> Task objective
Copy down every line where the string "PRESSURE" shows up.

> Given information

——————————

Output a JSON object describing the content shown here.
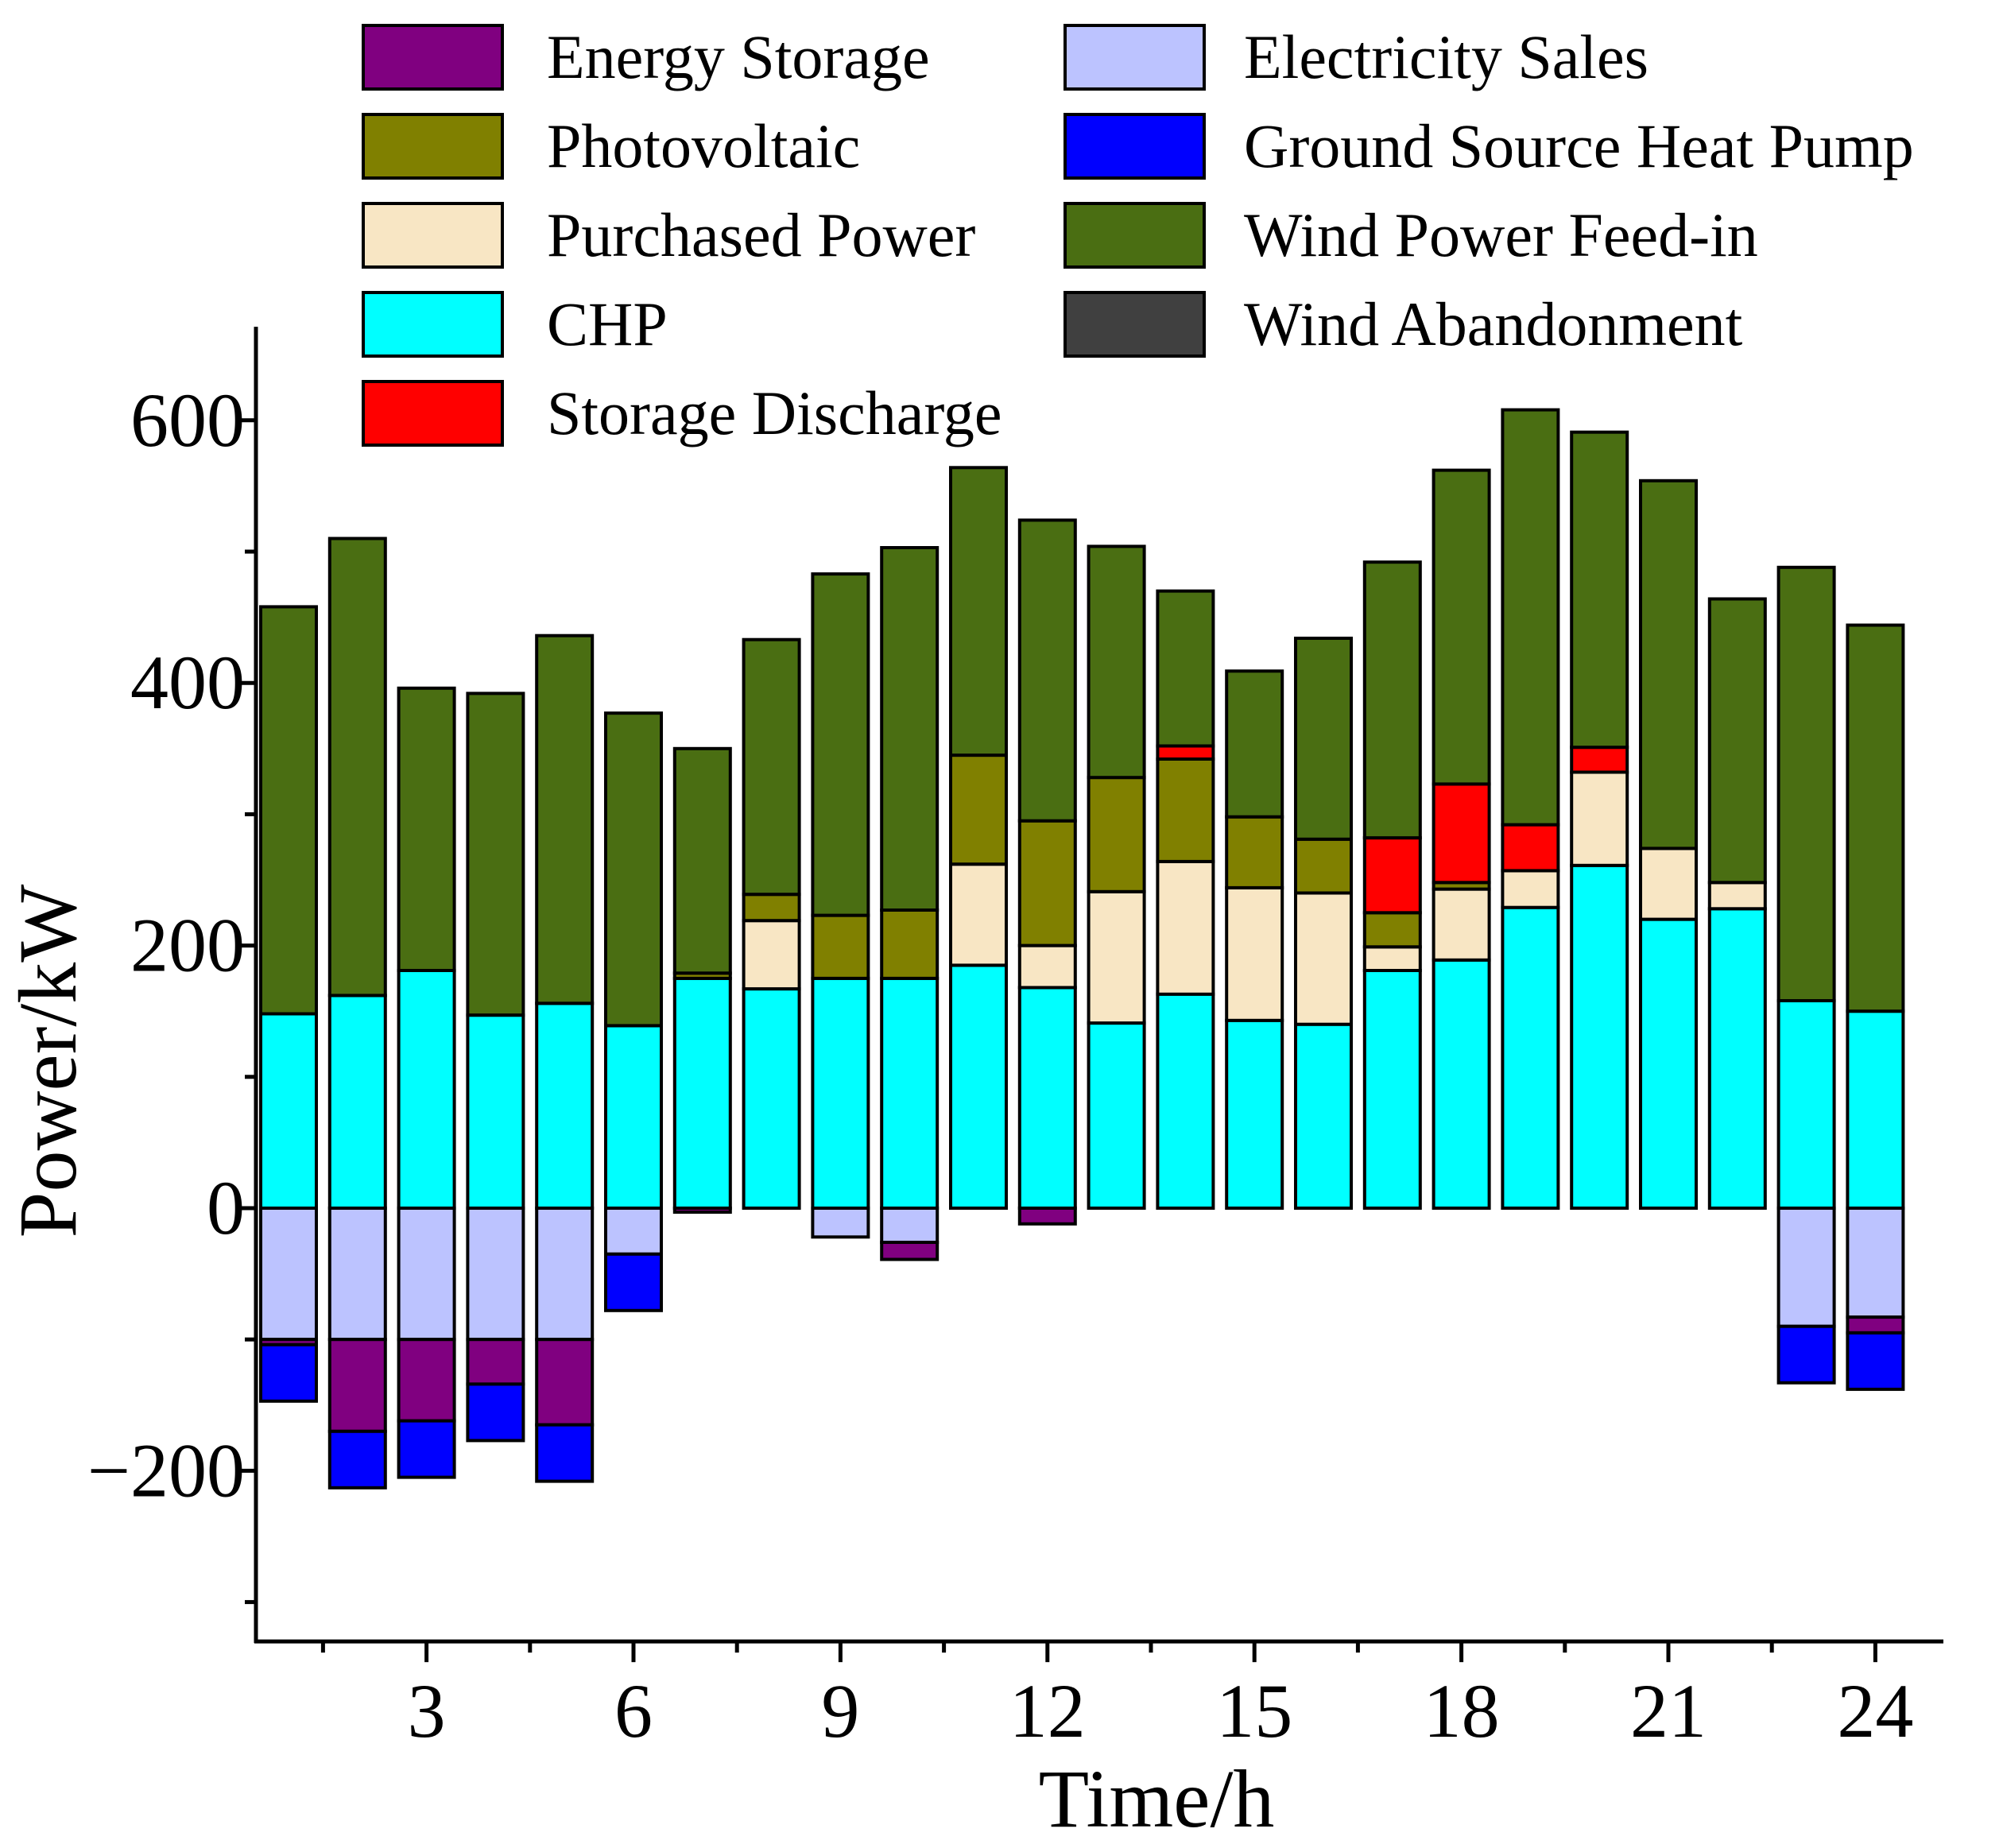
{
  "chart_data": {
    "type": "bar",
    "stacked": true,
    "xlabel": "Time/h",
    "ylabel": "Power/kW",
    "ylim": [
      -330,
      670
    ],
    "yticks": [
      -200,
      0,
      200,
      400,
      600
    ],
    "x": [
      1,
      2,
      3,
      4,
      5,
      6,
      7,
      8,
      9,
      10,
      11,
      12,
      13,
      14,
      15,
      16,
      17,
      18,
      19,
      20,
      21,
      22,
      23,
      24
    ],
    "xtick_labels": [
      "3",
      "6",
      "9",
      "12",
      "15",
      "18",
      "21",
      "24"
    ],
    "legend_position": "top",
    "legend": [
      {
        "key": "energy_storage",
        "label": "Energy Storage",
        "color": "#800080"
      },
      {
        "key": "photovoltaic",
        "label": "Photovoltaic",
        "color": "#808000"
      },
      {
        "key": "purchased_power",
        "label": "Purchased Power",
        "color": "#F8E6C4"
      },
      {
        "key": "chp",
        "label": "CHP",
        "color": "#00FFFF"
      },
      {
        "key": "storage_discharge",
        "label": "Storage Discharge",
        "color": "#FF0000"
      },
      {
        "key": "electricity_sales",
        "label": "Electricity Sales",
        "color": "#BCC3FF"
      },
      {
        "key": "gshp",
        "label": "Ground Source Heat Pump",
        "color": "#0000FF"
      },
      {
        "key": "wind_feed_in",
        "label": "Wind Power Feed-in",
        "color": "#4A6E12"
      },
      {
        "key": "wind_abandonment",
        "label": "Wind Abandonment",
        "color": "#404040"
      }
    ],
    "positive_stack_order": [
      "chp",
      "purchased_power",
      "photovoltaic",
      "storage_discharge",
      "wind_feed_in"
    ],
    "negative_stack_order": [
      "electricity_sales",
      "energy_storage",
      "gshp"
    ],
    "series": {
      "chp": [
        148,
        162,
        181,
        147,
        156,
        139,
        175,
        167,
        175,
        175,
        185,
        168,
        141,
        163,
        143,
        140,
        181,
        189,
        229,
        261,
        220,
        228,
        158,
        150
      ],
      "purchased_power": [
        0,
        0,
        0,
        0,
        0,
        0,
        0,
        52,
        0,
        0,
        77,
        32,
        100,
        101,
        101,
        100,
        18,
        54,
        28,
        71,
        54,
        20,
        0,
        0
      ],
      "photovoltaic": [
        0,
        0,
        0,
        0,
        0,
        0,
        4,
        20,
        48,
        52,
        83,
        95,
        87,
        78,
        54,
        41,
        26,
        5,
        0,
        0,
        0,
        0,
        0,
        0
      ],
      "storage_discharge": [
        0,
        0,
        0,
        0,
        0,
        0,
        0,
        0,
        0,
        0,
        0,
        0,
        0,
        10,
        0,
        0,
        57,
        75,
        35,
        19,
        0,
        0,
        0,
        0
      ],
      "wind_feed_in": [
        310,
        348,
        215,
        245,
        280,
        238,
        171,
        194,
        260,
        276,
        219,
        229,
        176,
        118,
        111,
        153,
        210,
        239,
        316,
        240,
        280,
        216,
        330,
        294
      ],
      "electricity_sales": [
        -100,
        -100,
        -100,
        -100,
        -100,
        -35,
        0,
        0,
        -22,
        -26,
        0,
        0,
        0,
        0,
        0,
        0,
        0,
        0,
        0,
        0,
        0,
        0,
        -90,
        -83
      ],
      "energy_storage": [
        -4,
        -70,
        -62,
        -34,
        -65,
        0,
        -3,
        0,
        0,
        -13,
        0,
        -12,
        0,
        0,
        0,
        0,
        0,
        0,
        0,
        0,
        0,
        0,
        0,
        -12
      ],
      "gshp": [
        -43,
        -43,
        -43,
        -43,
        -43,
        -43,
        0,
        0,
        0,
        0,
        0,
        0,
        0,
        0,
        0,
        0,
        0,
        0,
        0,
        0,
        0,
        0,
        -43,
        -43
      ],
      "wind_abandonment": [
        0,
        0,
        0,
        0,
        0,
        0,
        0,
        0,
        0,
        0,
        0,
        0,
        0,
        0,
        0,
        0,
        0,
        0,
        0,
        0,
        0,
        0,
        0,
        0
      ]
    }
  }
}
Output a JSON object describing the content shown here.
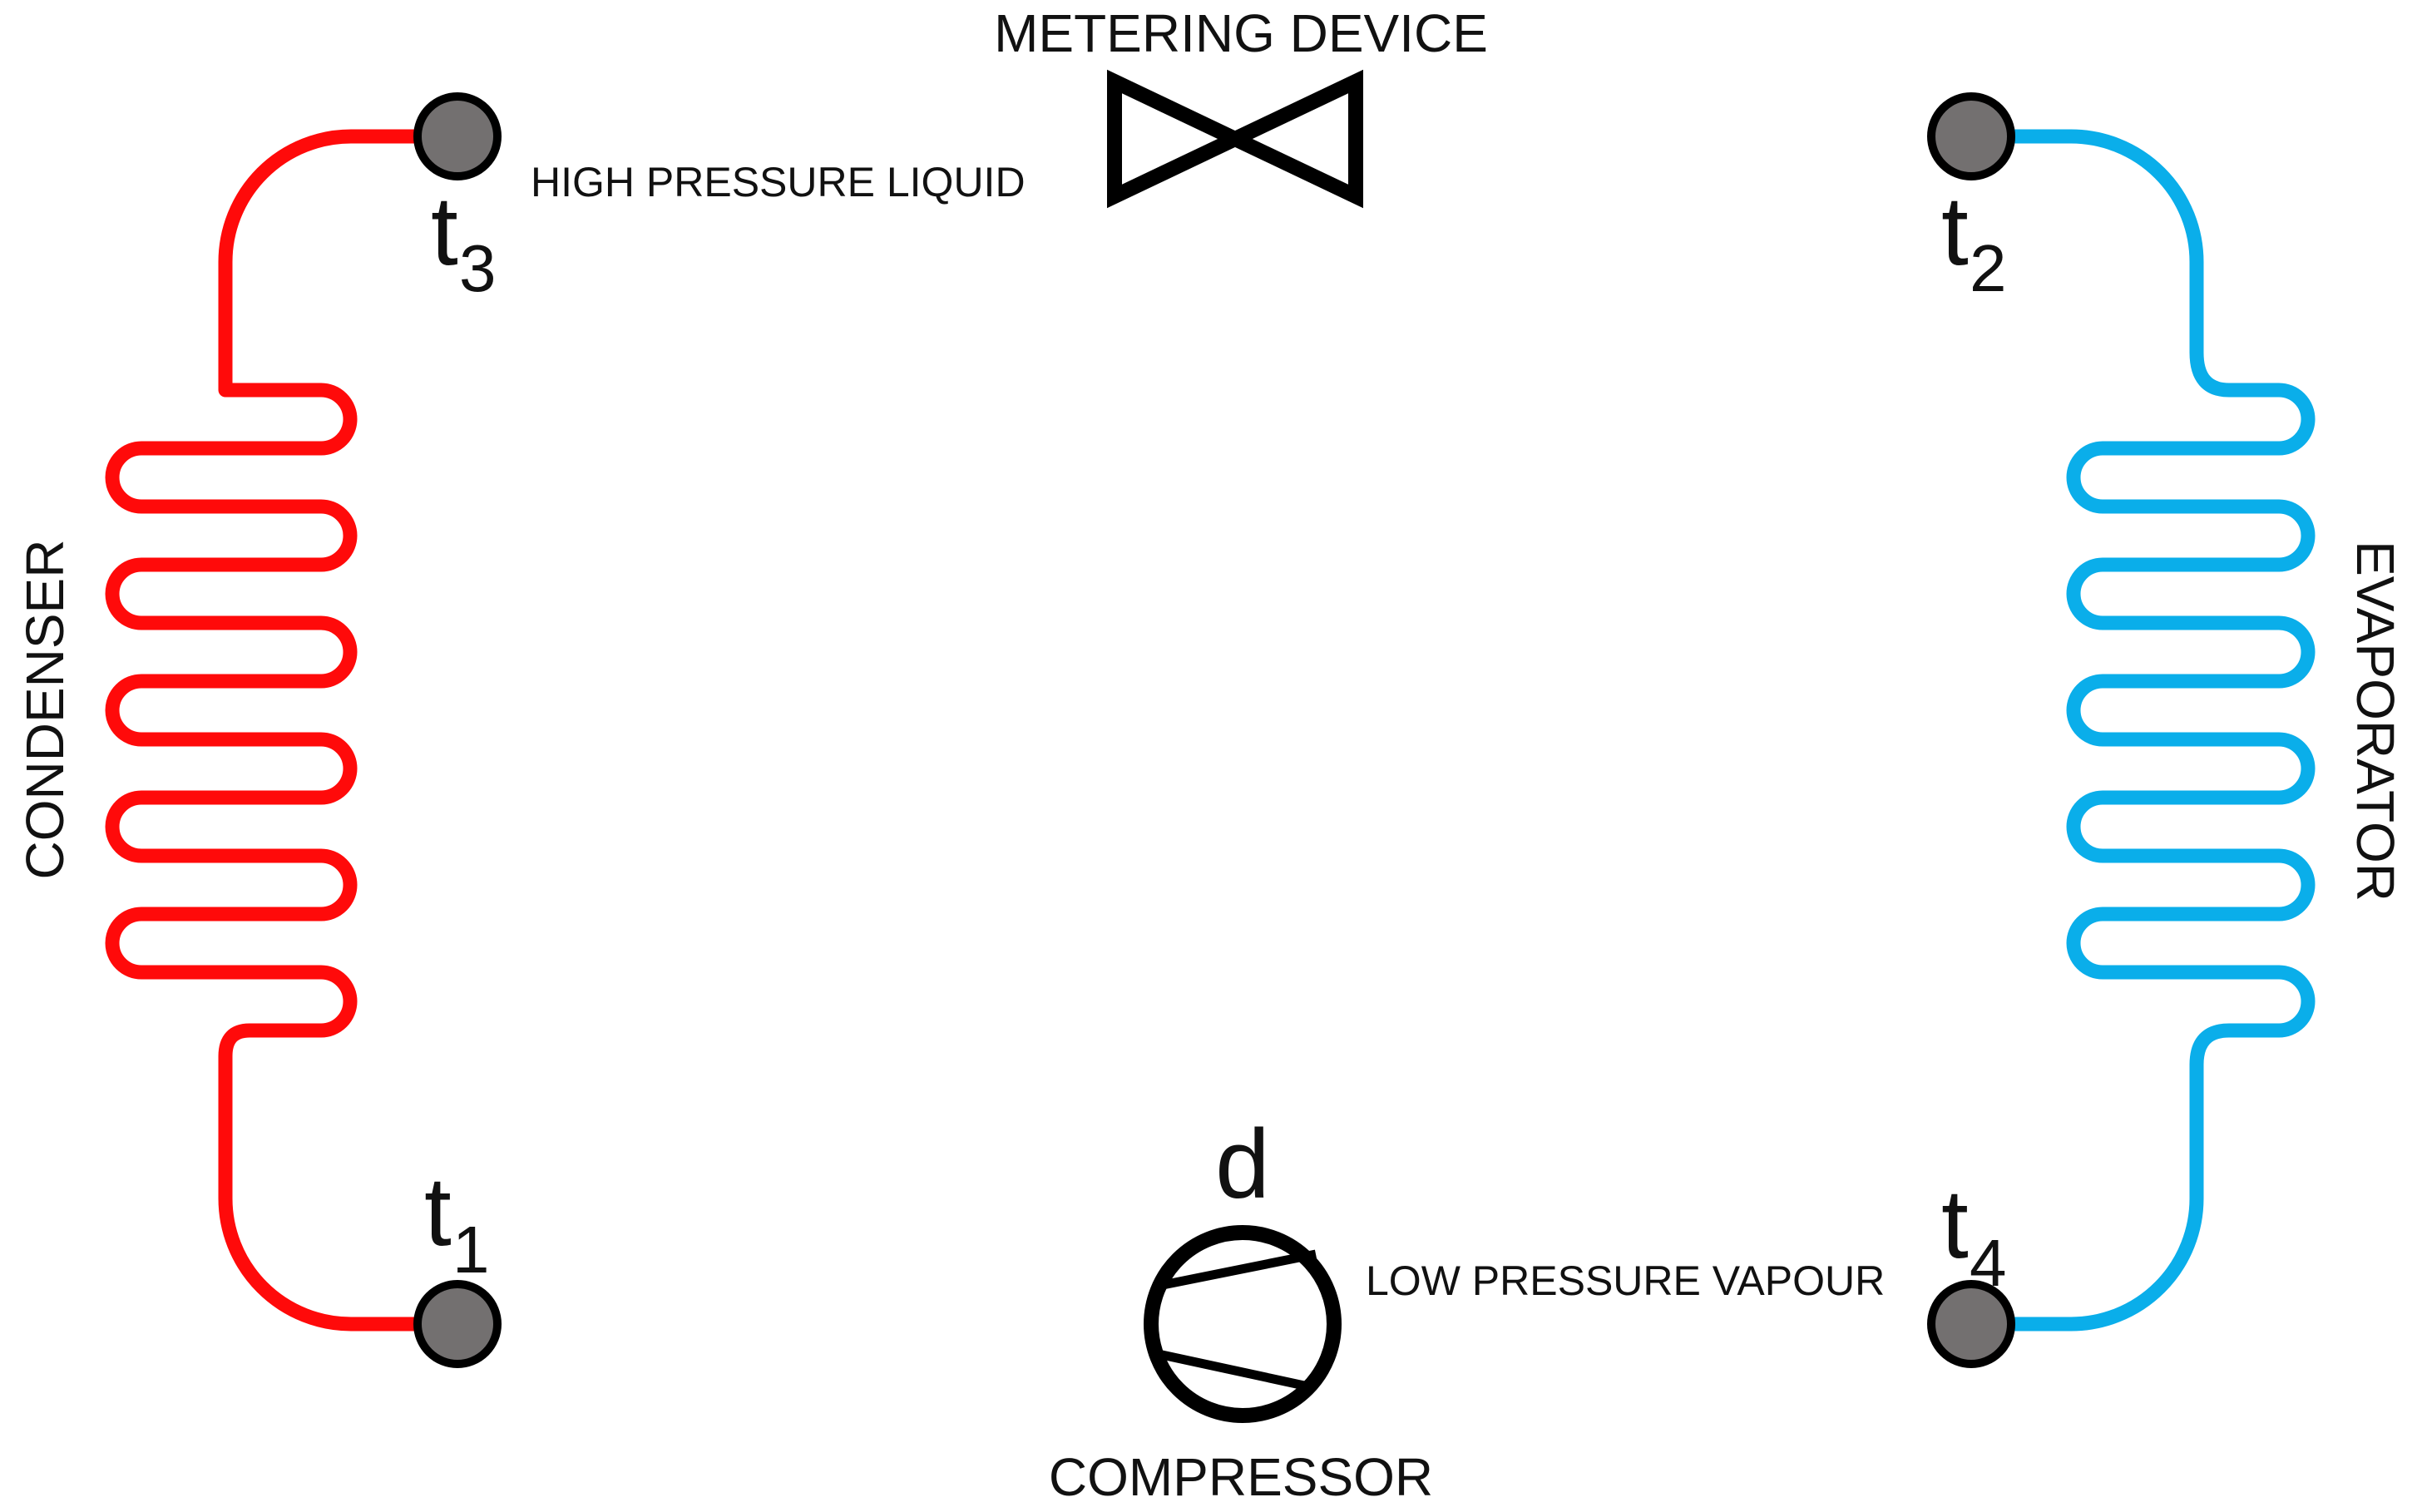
{
  "labels": {
    "metering_device": "METERING DEVICE",
    "compressor": "COMPRESSOR",
    "condenser": "CONDENSER",
    "evaporator": "EVAPORATOR",
    "high_pressure_liquid": "HIGH PRESSURE LIQUID",
    "low_pressure_vapour": "LOW PRESSURE VAPOUR",
    "d": "d"
  },
  "points": {
    "t1": {
      "main": "t",
      "sub": "1"
    },
    "t2": {
      "main": "t",
      "sub": "2"
    },
    "t3": {
      "main": "t",
      "sub": "3"
    },
    "t4": {
      "main": "t",
      "sub": "4"
    }
  },
  "colors": {
    "hot_line": "#ff0a0a",
    "cold_line": "#0aaeea",
    "dark_red": "#5a0000",
    "dark_blue": "#0a2030",
    "sensor_fill": "#737070",
    "outline": "#000000"
  }
}
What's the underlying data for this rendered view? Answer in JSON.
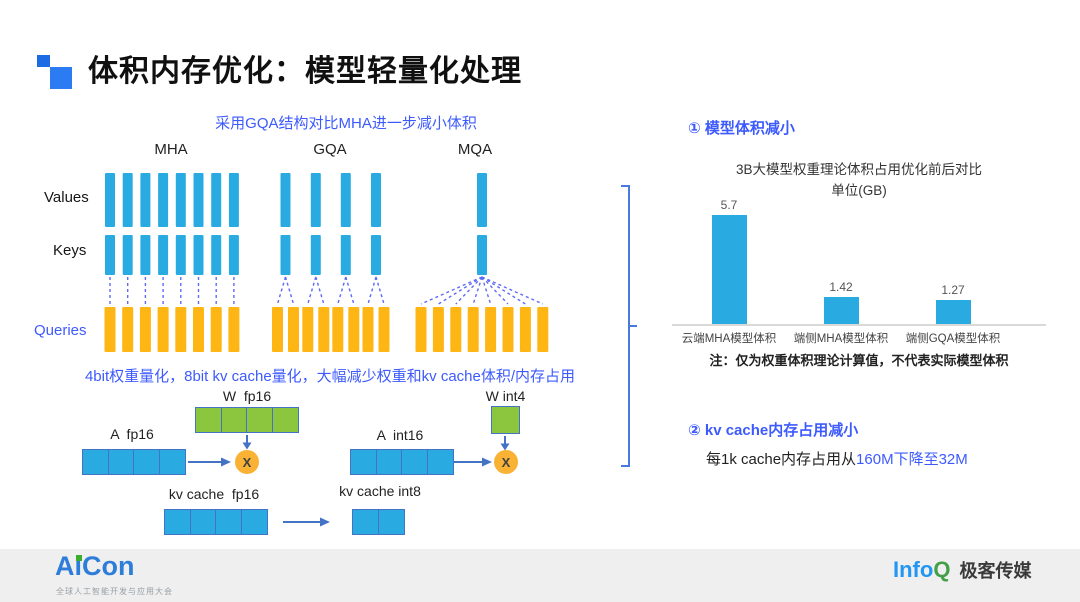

——————————

> Reply
    "high_pressure_liquid": "HIGH PRESSURE LIQUID",
    "low_pressure_vapour": "LOW PRESSURE VAPOUR",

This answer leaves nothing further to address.